Report every line in the listing below where the string "image" shows up.

Data to use:
----------------------------------------
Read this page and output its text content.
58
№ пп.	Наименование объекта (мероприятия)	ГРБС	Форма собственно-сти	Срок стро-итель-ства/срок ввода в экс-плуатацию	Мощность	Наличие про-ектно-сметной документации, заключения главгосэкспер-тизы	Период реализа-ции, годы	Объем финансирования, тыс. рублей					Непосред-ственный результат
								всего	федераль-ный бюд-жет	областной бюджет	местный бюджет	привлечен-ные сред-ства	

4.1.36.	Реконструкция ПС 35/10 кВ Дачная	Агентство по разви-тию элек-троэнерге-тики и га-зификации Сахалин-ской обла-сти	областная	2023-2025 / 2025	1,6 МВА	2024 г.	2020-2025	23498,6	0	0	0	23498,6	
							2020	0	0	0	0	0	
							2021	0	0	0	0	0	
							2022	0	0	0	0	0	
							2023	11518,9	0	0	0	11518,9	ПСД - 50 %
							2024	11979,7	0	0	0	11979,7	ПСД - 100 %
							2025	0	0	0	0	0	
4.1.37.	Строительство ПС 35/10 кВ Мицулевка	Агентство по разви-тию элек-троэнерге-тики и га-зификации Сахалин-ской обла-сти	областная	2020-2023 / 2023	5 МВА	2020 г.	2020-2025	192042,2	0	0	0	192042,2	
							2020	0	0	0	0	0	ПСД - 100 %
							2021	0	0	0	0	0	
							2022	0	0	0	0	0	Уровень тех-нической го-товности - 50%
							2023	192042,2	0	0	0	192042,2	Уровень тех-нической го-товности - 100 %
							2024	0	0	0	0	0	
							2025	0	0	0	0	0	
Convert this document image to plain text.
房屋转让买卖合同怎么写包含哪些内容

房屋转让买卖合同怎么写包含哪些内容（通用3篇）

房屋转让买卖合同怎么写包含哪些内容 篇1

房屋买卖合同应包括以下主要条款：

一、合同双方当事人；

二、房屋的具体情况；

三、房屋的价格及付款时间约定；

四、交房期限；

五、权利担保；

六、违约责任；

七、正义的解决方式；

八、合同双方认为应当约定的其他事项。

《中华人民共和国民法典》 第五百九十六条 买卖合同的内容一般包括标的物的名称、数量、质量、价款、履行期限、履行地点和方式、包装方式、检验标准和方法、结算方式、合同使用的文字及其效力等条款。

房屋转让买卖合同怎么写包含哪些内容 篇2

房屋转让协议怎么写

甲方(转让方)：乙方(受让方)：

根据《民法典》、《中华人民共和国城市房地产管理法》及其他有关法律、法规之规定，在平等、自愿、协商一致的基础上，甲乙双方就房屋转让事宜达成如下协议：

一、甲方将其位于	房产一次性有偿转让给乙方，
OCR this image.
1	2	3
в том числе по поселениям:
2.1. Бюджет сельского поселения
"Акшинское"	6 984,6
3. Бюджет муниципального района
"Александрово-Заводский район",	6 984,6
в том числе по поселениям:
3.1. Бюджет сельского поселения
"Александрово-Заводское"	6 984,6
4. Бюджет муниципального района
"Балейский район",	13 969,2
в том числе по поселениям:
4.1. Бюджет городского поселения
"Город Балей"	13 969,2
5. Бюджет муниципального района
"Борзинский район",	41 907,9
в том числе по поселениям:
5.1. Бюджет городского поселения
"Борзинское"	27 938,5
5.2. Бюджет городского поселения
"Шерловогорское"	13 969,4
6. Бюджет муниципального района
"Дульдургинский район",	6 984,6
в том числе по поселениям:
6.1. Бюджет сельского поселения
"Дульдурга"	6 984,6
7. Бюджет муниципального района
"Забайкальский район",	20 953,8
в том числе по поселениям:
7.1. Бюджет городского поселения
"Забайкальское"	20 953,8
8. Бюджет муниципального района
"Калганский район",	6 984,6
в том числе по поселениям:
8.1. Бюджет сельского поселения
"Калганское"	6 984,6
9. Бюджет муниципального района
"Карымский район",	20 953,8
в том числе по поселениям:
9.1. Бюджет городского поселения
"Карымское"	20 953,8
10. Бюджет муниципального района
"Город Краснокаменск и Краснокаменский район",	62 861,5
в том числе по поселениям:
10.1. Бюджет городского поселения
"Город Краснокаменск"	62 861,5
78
----------------------------------------
Correct output:
Convert this document image to plain text.
OCR this image.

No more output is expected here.